== WRITTEN REQUEST ==
Please rewrite the entries from the line with "candle-body[interactable] bbox=[68, 89, 74, 96]" up to and including the line with "candle-body[interactable] bbox=[227, 121, 233, 126]", substituting "callout-box" for "annotation-box" and leaving everything else unchanged.
>> Start PROVIDED RECORDS
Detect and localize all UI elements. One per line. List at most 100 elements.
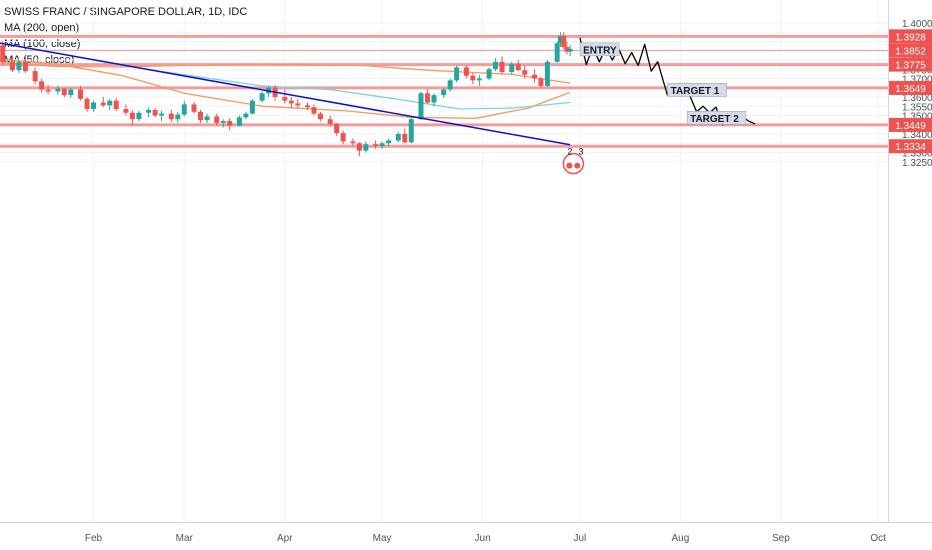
candle-body[interactable] bbox=[68, 89, 74, 96]
annotation-box[interactable] bbox=[579, 42, 620, 57]
candle-body[interactable] bbox=[152, 109, 158, 116]
candle-body[interactable] bbox=[447, 80, 453, 90]
candle-body[interactable] bbox=[113, 100, 119, 110]
candle-body[interactable] bbox=[295, 103, 301, 106]
candle-body[interactable] bbox=[463, 67, 469, 76]
candle-body[interactable] bbox=[0, 45, 6, 62]
candle-body[interactable] bbox=[236, 117, 242, 126]
trendline[interactable] bbox=[0, 42, 571, 146]
candle-body[interactable] bbox=[408, 119, 414, 143]
candle-body[interactable] bbox=[486, 69, 492, 79]
candle-body[interactable] bbox=[395, 134, 401, 141]
time-tick-label: Jun bbox=[475, 533, 491, 544]
candle-body[interactable] bbox=[515, 63, 521, 71]
candle-body[interactable] bbox=[123, 109, 129, 113]
event-marker-badge-number: 3 bbox=[578, 147, 583, 157]
level-price-label: 1.3334 bbox=[895, 142, 926, 153]
annotation-box[interactable] bbox=[686, 110, 747, 125]
candle-body[interactable] bbox=[100, 102, 106, 106]
candle-body[interactable] bbox=[531, 74, 537, 79]
candle-body[interactable] bbox=[557, 35, 563, 44]
event-marker-icon[interactable] bbox=[562, 152, 585, 175]
candle-body[interactable] bbox=[227, 121, 233, 126]
candle-body[interactable] bbox=[350, 141, 356, 144]
candle-body[interactable] bbox=[538, 78, 544, 86]
candle-body[interactable] bbox=[431, 95, 437, 103]
candle-body[interactable] bbox=[454, 67, 460, 81]
candle-body[interactable] bbox=[402, 134, 408, 143]
candle-body[interactable] bbox=[418, 93, 424, 120]
candle-body[interactable] bbox=[84, 98, 90, 110]
candle-body[interactable] bbox=[340, 133, 346, 142]
candle-body[interactable] bbox=[493, 61, 499, 70]
candle-body[interactable] bbox=[16, 61, 22, 71]
annotation-label: ENTRY bbox=[583, 45, 617, 56]
candle-body[interactable] bbox=[9, 61, 15, 71]
time-tick-label: Sep bbox=[772, 533, 790, 544]
candle-body[interactable] bbox=[470, 75, 476, 81]
candle-body[interactable] bbox=[22, 61, 28, 72]
candle-body[interactable] bbox=[305, 105, 311, 108]
candle-body[interactable] bbox=[522, 70, 528, 75]
candle-body[interactable] bbox=[249, 100, 255, 114]
candle-body[interactable] bbox=[146, 109, 152, 113]
price-tick-label: 1.3300 bbox=[902, 149, 932, 160]
time-tick-label: Jul bbox=[573, 533, 586, 544]
candle-body[interactable] bbox=[356, 143, 362, 151]
candle-body[interactable] bbox=[129, 112, 135, 120]
candle-body[interactable] bbox=[509, 63, 515, 73]
candle-body[interactable] bbox=[327, 119, 333, 124]
price-tick-label: 1.3600 bbox=[902, 93, 932, 104]
level-price-label-bg bbox=[889, 117, 932, 132]
candle-body[interactable] bbox=[181, 104, 187, 115]
candle-body[interactable] bbox=[61, 88, 67, 96]
candle-body[interactable] bbox=[175, 114, 181, 120]
event-marker-dot bbox=[574, 162, 581, 169]
level-price-label: 1.3775 bbox=[895, 61, 926, 72]
candle-body[interactable] bbox=[136, 112, 142, 120]
annotation-box[interactable] bbox=[667, 83, 727, 97]
candle-body[interactable] bbox=[441, 89, 447, 96]
time-tick-label: Oct bbox=[870, 533, 886, 544]
candle-body[interactable] bbox=[159, 113, 165, 116]
candle-body[interactable] bbox=[243, 113, 249, 118]
candle-body[interactable] bbox=[55, 88, 61, 92]
candle-body[interactable] bbox=[363, 144, 369, 151]
candle-body[interactable] bbox=[544, 61, 550, 86]
candle-body[interactable] bbox=[39, 81, 45, 90]
candle-body[interactable] bbox=[334, 123, 340, 134]
candle-body[interactable] bbox=[288, 100, 294, 104]
level-price-label-bg bbox=[889, 43, 932, 58]
candle-body[interactable] bbox=[554, 43, 560, 62]
candle-body[interactable] bbox=[373, 144, 379, 147]
candle-body[interactable] bbox=[499, 61, 505, 73]
candle-body[interactable] bbox=[32, 71, 38, 82]
candle-body[interactable] bbox=[282, 97, 288, 101]
candle-body[interactable] bbox=[220, 121, 226, 123]
candle-body[interactable] bbox=[317, 113, 323, 120]
candle-body[interactable] bbox=[561, 35, 567, 48]
candle-body[interactable] bbox=[259, 93, 265, 101]
candle-body[interactable] bbox=[424, 93, 430, 103]
candle-body[interactable] bbox=[78, 89, 84, 99]
candle-body[interactable] bbox=[311, 107, 317, 114]
candle-body[interactable] bbox=[214, 116, 220, 123]
price-tick-label: 1.3700 bbox=[902, 75, 932, 86]
symbol-title: SWISS FRANC / SINGAPORE DOLLAR, 1D, IDC bbox=[4, 6, 248, 18]
candle-body[interactable] bbox=[168, 113, 174, 120]
candle-body[interactable] bbox=[564, 47, 570, 52]
candle-body[interactable] bbox=[476, 78, 482, 81]
time-tick-label: Mar bbox=[176, 533, 194, 544]
candle-body[interactable] bbox=[191, 104, 197, 112]
candle-body[interactable] bbox=[204, 116, 210, 121]
candle-body[interactable] bbox=[91, 102, 97, 110]
price-tick-label: 1.3550 bbox=[902, 102, 932, 113]
candle-body[interactable] bbox=[45, 89, 51, 92]
candle-body[interactable] bbox=[107, 100, 113, 106]
candle-body[interactable] bbox=[386, 140, 392, 144]
candle-body[interactable] bbox=[379, 143, 385, 147]
candle-body[interactable] bbox=[567, 48, 573, 52]
candle-body[interactable] bbox=[198, 111, 204, 121]
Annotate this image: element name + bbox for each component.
>> End PROVIDED RECORDS
== ANSWER TO THIS PROBLEM ==
candle-body[interactable] bbox=[68, 89, 74, 96]
callout-box[interactable] bbox=[579, 42, 620, 57]
candle-body[interactable] bbox=[152, 109, 158, 116]
candle-body[interactable] bbox=[447, 80, 453, 90]
candle-body[interactable] bbox=[113, 100, 119, 110]
candle-body[interactable] bbox=[295, 103, 301, 106]
candle-body[interactable] bbox=[463, 67, 469, 76]
candle-body[interactable] bbox=[0, 45, 6, 62]
candle-body[interactable] bbox=[236, 117, 242, 126]
trendline[interactable] bbox=[0, 42, 571, 146]
candle-body[interactable] bbox=[408, 119, 414, 143]
candle-body[interactable] bbox=[486, 69, 492, 79]
candle-body[interactable] bbox=[395, 134, 401, 141]
time-tick-label: Jun bbox=[475, 533, 491, 544]
candle-body[interactable] bbox=[515, 63, 521, 71]
candle-body[interactable] bbox=[123, 109, 129, 113]
event-marker-badge-number: 3 bbox=[578, 147, 583, 157]
level-price-label: 1.3334 bbox=[895, 142, 926, 153]
callout-box[interactable] bbox=[686, 110, 747, 125]
candle-body[interactable] bbox=[100, 102, 106, 106]
candle-body[interactable] bbox=[531, 74, 537, 79]
candle-body[interactable] bbox=[557, 35, 563, 44]
event-marker-icon[interactable] bbox=[562, 152, 585, 175]
candle-body[interactable] bbox=[227, 121, 233, 126]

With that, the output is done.